------ Extracted records ------

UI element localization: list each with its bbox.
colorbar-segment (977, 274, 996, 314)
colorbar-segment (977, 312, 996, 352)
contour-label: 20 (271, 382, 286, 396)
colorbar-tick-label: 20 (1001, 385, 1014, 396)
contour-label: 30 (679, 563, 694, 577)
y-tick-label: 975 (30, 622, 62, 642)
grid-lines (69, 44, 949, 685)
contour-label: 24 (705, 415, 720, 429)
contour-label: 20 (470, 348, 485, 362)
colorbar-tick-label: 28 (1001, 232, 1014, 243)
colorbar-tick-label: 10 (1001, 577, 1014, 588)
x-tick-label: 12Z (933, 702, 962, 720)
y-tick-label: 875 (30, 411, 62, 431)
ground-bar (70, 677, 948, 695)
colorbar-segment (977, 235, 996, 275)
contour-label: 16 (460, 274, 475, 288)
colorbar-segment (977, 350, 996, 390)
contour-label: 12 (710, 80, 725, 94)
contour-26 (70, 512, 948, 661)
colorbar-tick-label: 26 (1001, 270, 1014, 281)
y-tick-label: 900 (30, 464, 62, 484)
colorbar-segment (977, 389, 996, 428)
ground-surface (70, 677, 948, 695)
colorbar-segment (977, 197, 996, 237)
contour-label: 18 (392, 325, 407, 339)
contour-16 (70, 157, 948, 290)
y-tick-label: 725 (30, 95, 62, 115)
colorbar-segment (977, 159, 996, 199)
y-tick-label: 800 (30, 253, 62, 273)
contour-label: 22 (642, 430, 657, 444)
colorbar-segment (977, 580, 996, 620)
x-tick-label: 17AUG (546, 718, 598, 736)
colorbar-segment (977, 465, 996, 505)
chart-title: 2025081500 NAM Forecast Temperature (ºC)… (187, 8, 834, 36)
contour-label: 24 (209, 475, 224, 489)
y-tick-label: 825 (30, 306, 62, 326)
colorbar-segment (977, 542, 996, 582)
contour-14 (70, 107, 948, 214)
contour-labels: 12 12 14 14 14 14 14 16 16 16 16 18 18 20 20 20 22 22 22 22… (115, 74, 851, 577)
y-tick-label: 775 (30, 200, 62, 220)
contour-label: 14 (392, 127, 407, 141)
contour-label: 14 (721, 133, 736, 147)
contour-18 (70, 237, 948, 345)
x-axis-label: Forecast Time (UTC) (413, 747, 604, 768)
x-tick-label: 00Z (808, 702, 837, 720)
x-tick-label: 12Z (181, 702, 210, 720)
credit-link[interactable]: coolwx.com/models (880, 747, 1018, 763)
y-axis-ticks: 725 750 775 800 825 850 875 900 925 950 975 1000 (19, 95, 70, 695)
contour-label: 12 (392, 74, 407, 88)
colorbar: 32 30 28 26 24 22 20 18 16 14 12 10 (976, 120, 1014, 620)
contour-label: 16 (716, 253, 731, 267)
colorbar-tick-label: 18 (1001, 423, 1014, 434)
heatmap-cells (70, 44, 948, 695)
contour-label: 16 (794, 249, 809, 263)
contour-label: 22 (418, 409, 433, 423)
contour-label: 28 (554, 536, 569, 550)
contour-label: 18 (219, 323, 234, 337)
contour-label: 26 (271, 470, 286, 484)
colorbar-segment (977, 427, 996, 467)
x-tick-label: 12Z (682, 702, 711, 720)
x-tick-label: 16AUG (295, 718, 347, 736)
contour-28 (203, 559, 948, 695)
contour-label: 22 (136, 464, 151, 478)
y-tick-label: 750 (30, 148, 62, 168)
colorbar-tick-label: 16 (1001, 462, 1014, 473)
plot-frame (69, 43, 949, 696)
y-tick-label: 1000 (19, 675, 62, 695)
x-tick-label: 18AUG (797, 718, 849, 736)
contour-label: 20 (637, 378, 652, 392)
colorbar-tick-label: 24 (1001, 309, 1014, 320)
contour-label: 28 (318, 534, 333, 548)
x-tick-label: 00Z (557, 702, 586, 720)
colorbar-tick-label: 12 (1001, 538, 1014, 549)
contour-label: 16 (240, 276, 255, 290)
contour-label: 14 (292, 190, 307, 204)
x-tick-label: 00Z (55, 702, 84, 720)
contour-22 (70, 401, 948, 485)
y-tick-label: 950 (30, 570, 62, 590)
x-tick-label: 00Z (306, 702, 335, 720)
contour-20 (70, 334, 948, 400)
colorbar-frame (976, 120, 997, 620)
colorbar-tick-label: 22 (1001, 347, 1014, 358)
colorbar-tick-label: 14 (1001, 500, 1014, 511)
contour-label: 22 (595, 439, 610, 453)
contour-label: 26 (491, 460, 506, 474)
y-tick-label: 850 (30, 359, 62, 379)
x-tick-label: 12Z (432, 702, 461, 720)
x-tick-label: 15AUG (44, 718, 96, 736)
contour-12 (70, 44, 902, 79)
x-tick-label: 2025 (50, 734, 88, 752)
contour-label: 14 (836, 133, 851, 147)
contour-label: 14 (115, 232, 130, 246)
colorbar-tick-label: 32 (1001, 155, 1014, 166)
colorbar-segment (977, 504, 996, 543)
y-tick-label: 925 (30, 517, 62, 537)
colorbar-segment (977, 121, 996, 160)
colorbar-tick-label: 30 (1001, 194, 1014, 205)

------

What is required: Put the items into a numbered list, from the first line through the line containing "colorbar-tick-label: 10 (1001, 577, 1014, 588)", both included. Omit blank lines.

Written solution:
1. UI element localization: list each with its bbox.
2. colorbar-segment (977, 274, 996, 314)
3. colorbar-segment (977, 312, 996, 352)
4. contour-label: 20 (271, 382, 286, 396)
5. colorbar-tick-label: 20 (1001, 385, 1014, 396)
6. contour-label: 30 (679, 563, 694, 577)
7. y-tick-label: 975 (30, 622, 62, 642)
8. grid-lines (69, 44, 949, 685)
9. contour-label: 24 (705, 415, 720, 429)
10. contour-label: 20 (470, 348, 485, 362)
11. colorbar-tick-label: 28 (1001, 232, 1014, 243)
12. colorbar-tick-label: 10 (1001, 577, 1014, 588)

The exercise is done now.